# [PROBLEM]
Every line of the records below should be restated exactly.

(Records that describe figures)
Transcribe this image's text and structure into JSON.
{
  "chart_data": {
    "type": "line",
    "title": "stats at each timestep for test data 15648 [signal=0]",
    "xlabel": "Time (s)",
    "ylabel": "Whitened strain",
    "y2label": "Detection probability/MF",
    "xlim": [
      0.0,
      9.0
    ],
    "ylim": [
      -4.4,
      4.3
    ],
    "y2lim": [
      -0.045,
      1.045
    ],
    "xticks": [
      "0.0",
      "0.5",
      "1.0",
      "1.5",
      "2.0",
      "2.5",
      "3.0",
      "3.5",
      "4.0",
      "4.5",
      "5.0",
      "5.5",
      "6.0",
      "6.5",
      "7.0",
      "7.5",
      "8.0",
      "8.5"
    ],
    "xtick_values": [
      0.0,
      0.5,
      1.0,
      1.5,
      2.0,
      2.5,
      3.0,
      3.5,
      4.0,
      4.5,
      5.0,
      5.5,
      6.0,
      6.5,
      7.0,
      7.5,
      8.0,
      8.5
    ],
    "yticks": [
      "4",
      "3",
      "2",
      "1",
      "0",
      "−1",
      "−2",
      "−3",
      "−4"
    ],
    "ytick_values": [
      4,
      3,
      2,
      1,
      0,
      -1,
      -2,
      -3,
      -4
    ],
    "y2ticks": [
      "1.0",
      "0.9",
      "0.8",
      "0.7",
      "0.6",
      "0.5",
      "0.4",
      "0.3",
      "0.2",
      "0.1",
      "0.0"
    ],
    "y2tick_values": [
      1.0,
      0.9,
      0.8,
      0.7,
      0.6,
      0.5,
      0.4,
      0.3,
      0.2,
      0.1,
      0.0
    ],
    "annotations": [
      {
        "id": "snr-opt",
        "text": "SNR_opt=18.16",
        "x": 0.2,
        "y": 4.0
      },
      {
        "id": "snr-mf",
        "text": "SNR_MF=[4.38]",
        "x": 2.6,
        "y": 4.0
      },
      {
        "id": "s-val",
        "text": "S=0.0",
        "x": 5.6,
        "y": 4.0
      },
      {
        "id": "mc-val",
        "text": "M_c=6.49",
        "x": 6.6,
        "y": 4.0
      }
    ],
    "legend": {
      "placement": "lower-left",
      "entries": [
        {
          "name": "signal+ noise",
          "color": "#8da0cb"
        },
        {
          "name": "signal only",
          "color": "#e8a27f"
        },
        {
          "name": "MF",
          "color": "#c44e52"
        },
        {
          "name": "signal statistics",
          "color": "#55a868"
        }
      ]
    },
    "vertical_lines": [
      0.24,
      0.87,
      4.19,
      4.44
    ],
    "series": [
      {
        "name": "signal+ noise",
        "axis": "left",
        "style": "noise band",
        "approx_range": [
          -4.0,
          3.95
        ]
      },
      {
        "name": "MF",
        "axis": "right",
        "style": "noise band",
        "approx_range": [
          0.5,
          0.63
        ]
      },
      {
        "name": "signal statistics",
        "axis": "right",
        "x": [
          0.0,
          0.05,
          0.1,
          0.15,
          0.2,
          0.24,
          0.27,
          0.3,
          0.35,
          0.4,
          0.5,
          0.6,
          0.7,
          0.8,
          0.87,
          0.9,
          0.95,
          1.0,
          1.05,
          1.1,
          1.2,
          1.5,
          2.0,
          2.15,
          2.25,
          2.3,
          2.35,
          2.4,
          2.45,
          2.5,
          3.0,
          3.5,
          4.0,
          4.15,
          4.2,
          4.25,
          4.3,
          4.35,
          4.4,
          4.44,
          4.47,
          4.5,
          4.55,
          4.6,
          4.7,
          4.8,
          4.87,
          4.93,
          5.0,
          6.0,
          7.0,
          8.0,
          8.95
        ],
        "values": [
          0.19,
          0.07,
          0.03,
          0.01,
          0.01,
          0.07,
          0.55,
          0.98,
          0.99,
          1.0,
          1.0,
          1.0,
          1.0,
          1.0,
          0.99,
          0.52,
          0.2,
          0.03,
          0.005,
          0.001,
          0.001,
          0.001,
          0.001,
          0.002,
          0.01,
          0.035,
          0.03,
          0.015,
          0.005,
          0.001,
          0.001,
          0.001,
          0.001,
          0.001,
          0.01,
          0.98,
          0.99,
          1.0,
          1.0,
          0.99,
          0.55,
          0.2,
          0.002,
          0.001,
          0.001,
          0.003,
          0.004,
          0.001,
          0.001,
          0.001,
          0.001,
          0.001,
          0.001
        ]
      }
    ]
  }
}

# [SOLUTION FOR THIS PROBLEM]
Transcribe this image's text and structure into JSON.
{
  "chart_data": {
    "type": "line",
    "title": "stats at each timestep for test data 15648 [signal=0]",
    "xlabel": "Time (s)",
    "ylabel": "Whitened strain",
    "y2label": "Detection probability/MF",
    "xlim": [
      0.0,
      9.0
    ],
    "ylim": [
      -4.4,
      4.3
    ],
    "y2lim": [
      -0.045,
      1.045
    ],
    "xticks": [
      "0.0",
      "0.5",
      "1.0",
      "1.5",
      "2.0",
      "2.5",
      "3.0",
      "3.5",
      "4.0",
      "4.5",
      "5.0",
      "5.5",
      "6.0",
      "6.5",
      "7.0",
      "7.5",
      "8.0",
      "8.5"
    ],
    "xtick_values": [
      0.0,
      0.5,
      1.0,
      1.5,
      2.0,
      2.5,
      3.0,
      3.5,
      4.0,
      4.5,
      5.0,
      5.5,
      6.0,
      6.5,
      7.0,
      7.5,
      8.0,
      8.5
    ],
    "yticks": [
      "4",
      "3",
      "2",
      "1",
      "0",
      "−1",
      "−2",
      "−3",
      "−4"
    ],
    "ytick_values": [
      4,
      3,
      2,
      1,
      0,
      -1,
      -2,
      -3,
      -4
    ],
    "y2ticks": [
      "1.0",
      "0.9",
      "0.8",
      "0.7",
      "0.6",
      "0.5",
      "0.4",
      "0.3",
      "0.2",
      "0.1",
      "0.0"
    ],
    "y2tick_values": [
      1.0,
      0.9,
      0.8,
      0.7,
      0.6,
      0.5,
      0.4,
      0.3,
      0.2,
      0.1,
      0.0
    ],
    "annotations": [
      {
        "id": "snr-opt",
        "text": "SNR_opt=18.16",
        "x": 0.2,
        "y": 4.0
      },
      {
        "id": "snr-mf",
        "text": "SNR_MF=[4.38]",
        "x": 2.6,
        "y": 4.0
      },
      {
        "id": "s-val",
        "text": "S=0.0",
        "x": 5.6,
        "y": 4.0
      },
      {
        "id": "mc-val",
        "text": "M_c=6.49",
        "x": 6.6,
        "y": 4.0
      }
    ],
    "legend": {
      "placement": "lower-left",
      "entries": [
        {
          "name": "signal+ noise",
          "color": "#8da0cb"
        },
        {
          "name": "signal only",
          "color": "#e8a27f"
        },
        {
          "name": "MF",
          "color": "#c44e52"
        },
        {
          "name": "signal statistics",
          "color": "#55a868"
        }
      ]
    },
    "vertical_lines": [
      0.24,
      0.87,
      4.19,
      4.44
    ],
    "series": [
      {
        "name": "signal+ noise",
        "axis": "left",
        "style": "noise band",
        "approx_range": [
          -4.0,
          3.95
        ]
      },
      {
        "name": "MF",
        "axis": "right",
        "style": "noise band",
        "approx_range": [
          0.5,
          0.63
        ]
      },
      {
        "name": "signal statistics",
        "axis": "right",
        "x": [
          0.0,
          0.05,
          0.1,
          0.15,
          0.2,
          0.24,
          0.27,
          0.3,
          0.35,
          0.4,
          0.5,
          0.6,
          0.7,
          0.8,
          0.87,
          0.9,
          0.95,
          1.0,
          1.05,
          1.1,
          1.2,
          1.5,
          2.0,
          2.15,
          2.25,
          2.3,
          2.35,
          2.4,
          2.45,
          2.5,
          3.0,
          3.5,
          4.0,
          4.15,
          4.2,
          4.25,
          4.3,
          4.35,
          4.4,
          4.44,
          4.47,
          4.5,
          4.55,
          4.6,
          4.7,
          4.8,
          4.87,
          4.93,
          5.0,
          6.0,
          7.0,
          8.0,
          8.95
        ],
        "values": [
          0.19,
          0.07,
          0.03,
          0.01,
          0.01,
          0.07,
          0.55,
          0.98,
          0.99,
          1.0,
          1.0,
          1.0,
          1.0,
          1.0,
          0.99,
          0.52,
          0.2,
          0.03,
          0.005,
          0.001,
          0.001,
          0.001,
          0.001,
          0.002,
          0.01,
          0.035,
          0.03,
          0.015,
          0.005,
          0.001,
          0.001,
          0.001,
          0.001,
          0.001,
          0.01,
          0.98,
          0.99,
          1.0,
          1.0,
          0.99,
          0.55,
          0.2,
          0.002,
          0.001,
          0.001,
          0.003,
          0.004,
          0.001,
          0.001,
          0.001,
          0.001,
          0.001,
          0.001
        ]
      }
    ]
  }
}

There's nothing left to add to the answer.